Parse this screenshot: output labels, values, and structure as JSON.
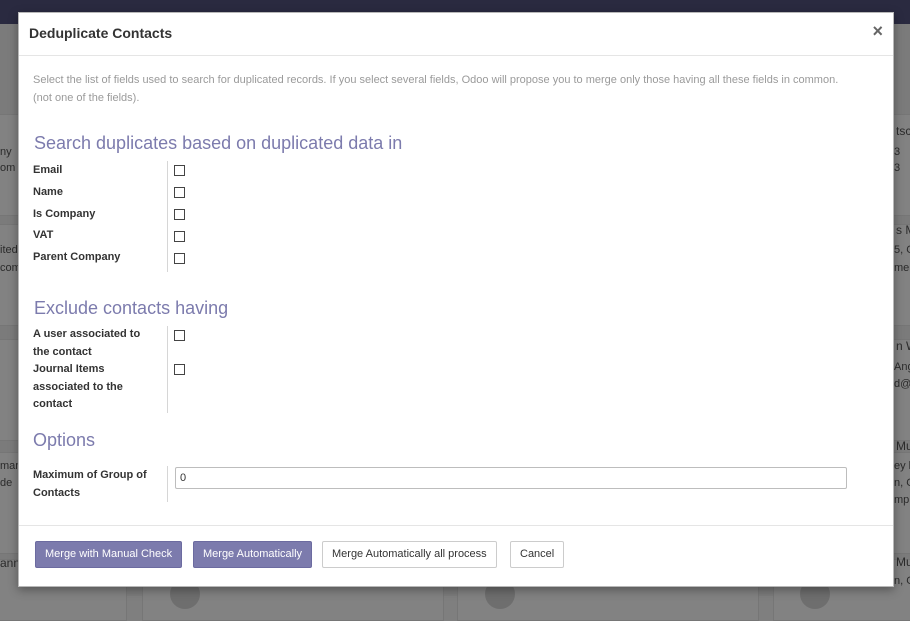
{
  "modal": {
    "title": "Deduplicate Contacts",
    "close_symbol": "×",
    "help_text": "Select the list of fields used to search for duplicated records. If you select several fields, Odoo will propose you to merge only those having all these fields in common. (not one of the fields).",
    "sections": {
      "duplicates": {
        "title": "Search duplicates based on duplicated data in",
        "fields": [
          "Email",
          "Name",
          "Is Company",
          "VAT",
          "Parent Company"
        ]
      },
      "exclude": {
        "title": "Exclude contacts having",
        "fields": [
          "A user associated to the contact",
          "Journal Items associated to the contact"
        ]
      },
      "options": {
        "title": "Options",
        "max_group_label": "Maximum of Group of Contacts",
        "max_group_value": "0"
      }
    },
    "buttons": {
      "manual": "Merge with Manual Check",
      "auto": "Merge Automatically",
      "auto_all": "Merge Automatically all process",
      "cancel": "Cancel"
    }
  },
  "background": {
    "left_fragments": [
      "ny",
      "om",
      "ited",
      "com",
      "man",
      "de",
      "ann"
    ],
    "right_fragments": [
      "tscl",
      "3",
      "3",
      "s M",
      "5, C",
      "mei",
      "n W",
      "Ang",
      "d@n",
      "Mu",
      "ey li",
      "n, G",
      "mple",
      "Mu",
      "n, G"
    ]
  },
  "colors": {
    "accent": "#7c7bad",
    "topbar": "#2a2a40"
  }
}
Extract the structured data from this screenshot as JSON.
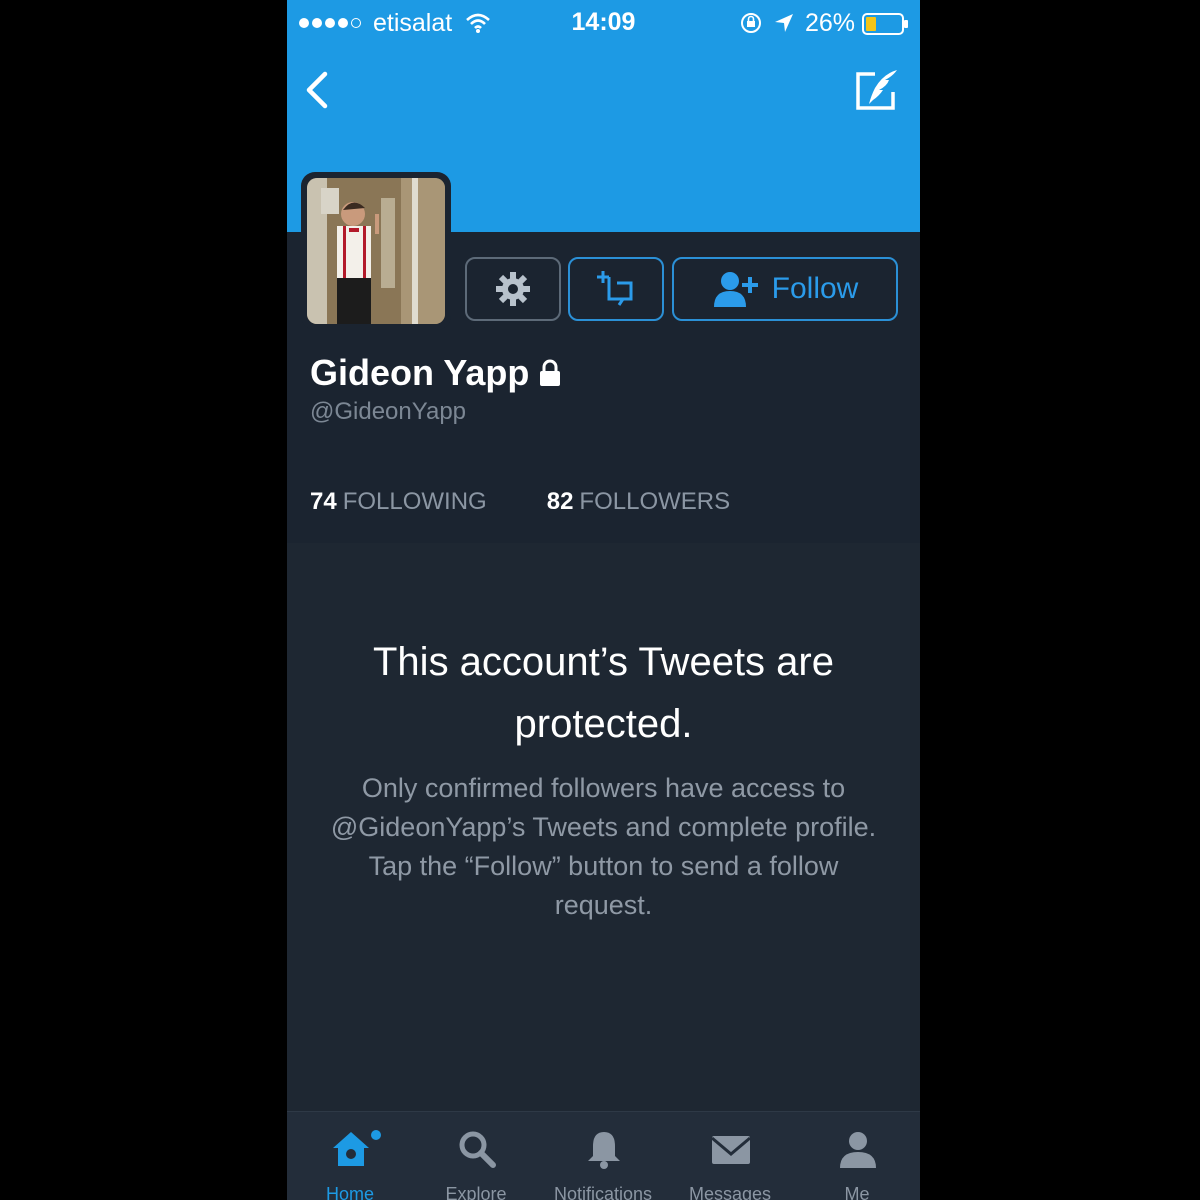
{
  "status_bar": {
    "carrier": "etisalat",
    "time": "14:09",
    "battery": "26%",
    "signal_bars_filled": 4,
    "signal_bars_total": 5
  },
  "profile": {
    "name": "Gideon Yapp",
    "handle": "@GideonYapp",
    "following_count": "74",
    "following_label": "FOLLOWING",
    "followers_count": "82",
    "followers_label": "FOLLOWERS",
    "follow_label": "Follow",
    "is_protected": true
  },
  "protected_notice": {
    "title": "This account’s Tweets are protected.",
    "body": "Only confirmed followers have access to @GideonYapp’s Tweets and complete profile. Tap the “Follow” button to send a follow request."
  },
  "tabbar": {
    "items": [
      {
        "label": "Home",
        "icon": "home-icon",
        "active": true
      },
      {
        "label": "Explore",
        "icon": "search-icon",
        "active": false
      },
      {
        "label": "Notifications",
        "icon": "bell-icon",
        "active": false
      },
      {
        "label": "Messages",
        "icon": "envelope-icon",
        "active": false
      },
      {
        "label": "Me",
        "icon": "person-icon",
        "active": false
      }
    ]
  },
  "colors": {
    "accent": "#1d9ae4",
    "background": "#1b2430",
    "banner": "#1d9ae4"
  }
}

++++++

Problem statement - Omit the pictures and give the material again, exactly and in full.

Reply to the task -
Parse this screenshot: output labels, values, and structure as JSON.
{
  "modal": {
    "title": "Deduplicate Contacts",
    "close_symbol": "×",
    "help_text": "Select the list of fields used to search for duplicated records. If you select several fields, Odoo will propose you to merge only those having all these fields in common. (not one of the fields).",
    "sections": {
      "duplicates": {
        "title": "Search duplicates based on duplicated data in",
        "fields": [
          "Email",
          "Name",
          "Is Company",
          "VAT",
          "Parent Company"
        ]
      },
      "exclude": {
        "title": "Exclude contacts having",
        "fields": [
          "A user associated to the contact",
          "Journal Items associated to the contact"
        ]
      },
      "options": {
        "title": "Options",
        "max_group_label": "Maximum of Group of Contacts",
        "max_group_value": "0"
      }
    },
    "buttons": {
      "manual": "Merge with Manual Check",
      "auto": "Merge Automatically",
      "auto_all": "Merge Automatically all process",
      "cancel": "Cancel"
    }
  },
  "background": {
    "left_fragments": [
      "ny",
      "om",
      "ited",
      "com",
      "man",
      "de",
      "ann"
    ],
    "right_fragments": [
      "tscl",
      "3",
      "3",
      "s M",
      "5, C",
      "mei",
      "n W",
      "Ang",
      "d@n",
      "Mu",
      "ey li",
      "n, G",
      "mple",
      "Mu",
      "n, G"
    ]
  },
  "colors": {
    "accent": "#7c7bad",
    "topbar": "#2a2a40"
  }
}
Extract the structured data from this screenshot as JSON.
{
  "status_bar": {
    "carrier": "etisalat",
    "time": "14:09",
    "battery": "26%",
    "signal_bars_filled": 4,
    "signal_bars_total": 5
  },
  "profile": {
    "name": "Gideon Yapp",
    "handle": "@GideonYapp",
    "following_count": "74",
    "following_label": "FOLLOWING",
    "followers_count": "82",
    "followers_label": "FOLLOWERS",
    "follow_label": "Follow",
    "is_protected": true
  },
  "protected_notice": {
    "title": "This account’s Tweets are protected.",
    "body": "Only confirmed followers have access to @GideonYapp’s Tweets and complete profile. Tap the “Follow” button to send a follow request."
  },
  "tabbar": {
    "items": [
      {
        "label": "Home",
        "icon": "home-icon",
        "active": true
      },
      {
        "label": "Explore",
        "icon": "search-icon",
        "active": false
      },
      {
        "label": "Notifications",
        "icon": "bell-icon",
        "active": false
      },
      {
        "label": "Messages",
        "icon": "envelope-icon",
        "active": false
      },
      {
        "label": "Me",
        "icon": "person-icon",
        "active": false
      }
    ]
  },
  "colors": {
    "accent": "#1d9ae4",
    "background": "#1b2430",
    "banner": "#1d9ae4"
  }
}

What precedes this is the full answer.